WORKING DATA.

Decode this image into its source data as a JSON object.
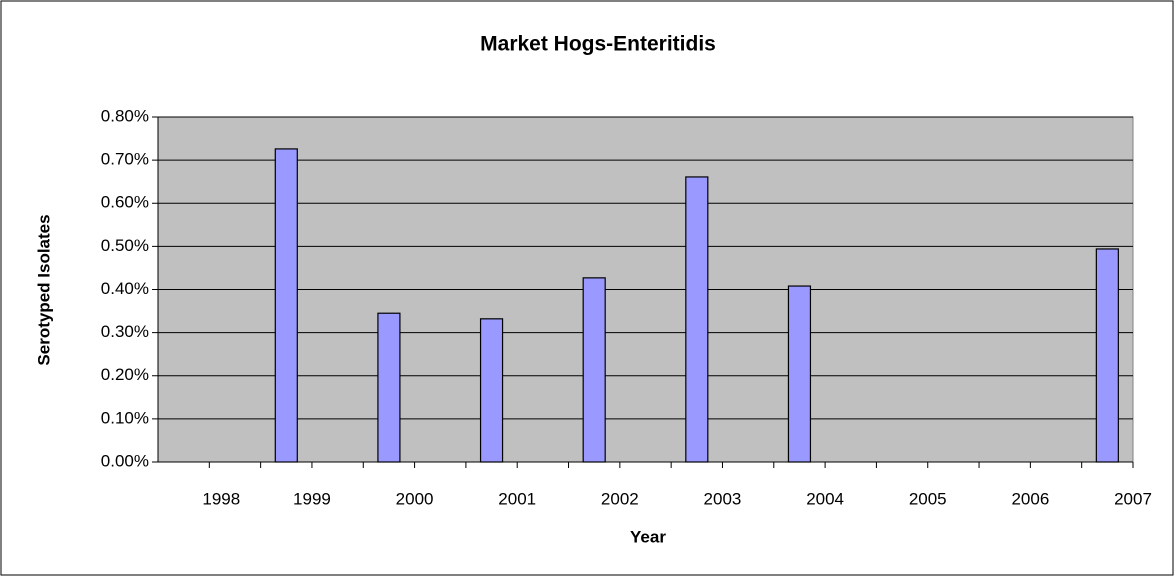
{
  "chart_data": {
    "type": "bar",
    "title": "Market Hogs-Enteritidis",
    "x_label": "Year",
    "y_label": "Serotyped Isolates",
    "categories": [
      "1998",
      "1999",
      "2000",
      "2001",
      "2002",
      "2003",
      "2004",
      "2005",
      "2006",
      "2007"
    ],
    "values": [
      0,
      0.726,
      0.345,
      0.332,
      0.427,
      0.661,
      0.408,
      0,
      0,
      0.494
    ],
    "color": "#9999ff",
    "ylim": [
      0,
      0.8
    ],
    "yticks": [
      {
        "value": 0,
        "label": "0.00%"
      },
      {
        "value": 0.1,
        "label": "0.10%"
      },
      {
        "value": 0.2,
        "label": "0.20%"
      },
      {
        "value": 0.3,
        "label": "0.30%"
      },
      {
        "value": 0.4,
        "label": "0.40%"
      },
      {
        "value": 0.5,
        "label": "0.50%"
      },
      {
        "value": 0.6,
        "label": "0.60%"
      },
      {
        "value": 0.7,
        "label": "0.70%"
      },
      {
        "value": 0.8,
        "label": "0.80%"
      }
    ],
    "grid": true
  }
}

STATED TASK. Leave the pictures out and output the rest of the listing exactly.

COMPLETE RESPONSE.
Decode this image into its source data as a JSON object.
{
  "chart_data": {
    "type": "bar",
    "title": "Market Hogs-Enteritidis",
    "x_label": "Year",
    "y_label": "Serotyped Isolates",
    "categories": [
      "1998",
      "1999",
      "2000",
      "2001",
      "2002",
      "2003",
      "2004",
      "2005",
      "2006",
      "2007"
    ],
    "values": [
      0,
      0.726,
      0.345,
      0.332,
      0.427,
      0.661,
      0.408,
      0,
      0,
      0.494
    ],
    "color": "#9999ff",
    "ylim": [
      0,
      0.8
    ],
    "yticks": [
      {
        "value": 0,
        "label": "0.00%"
      },
      {
        "value": 0.1,
        "label": "0.10%"
      },
      {
        "value": 0.2,
        "label": "0.20%"
      },
      {
        "value": 0.3,
        "label": "0.30%"
      },
      {
        "value": 0.4,
        "label": "0.40%"
      },
      {
        "value": 0.5,
        "label": "0.50%"
      },
      {
        "value": 0.6,
        "label": "0.60%"
      },
      {
        "value": 0.7,
        "label": "0.70%"
      },
      {
        "value": 0.8,
        "label": "0.80%"
      }
    ],
    "grid": true
  }
}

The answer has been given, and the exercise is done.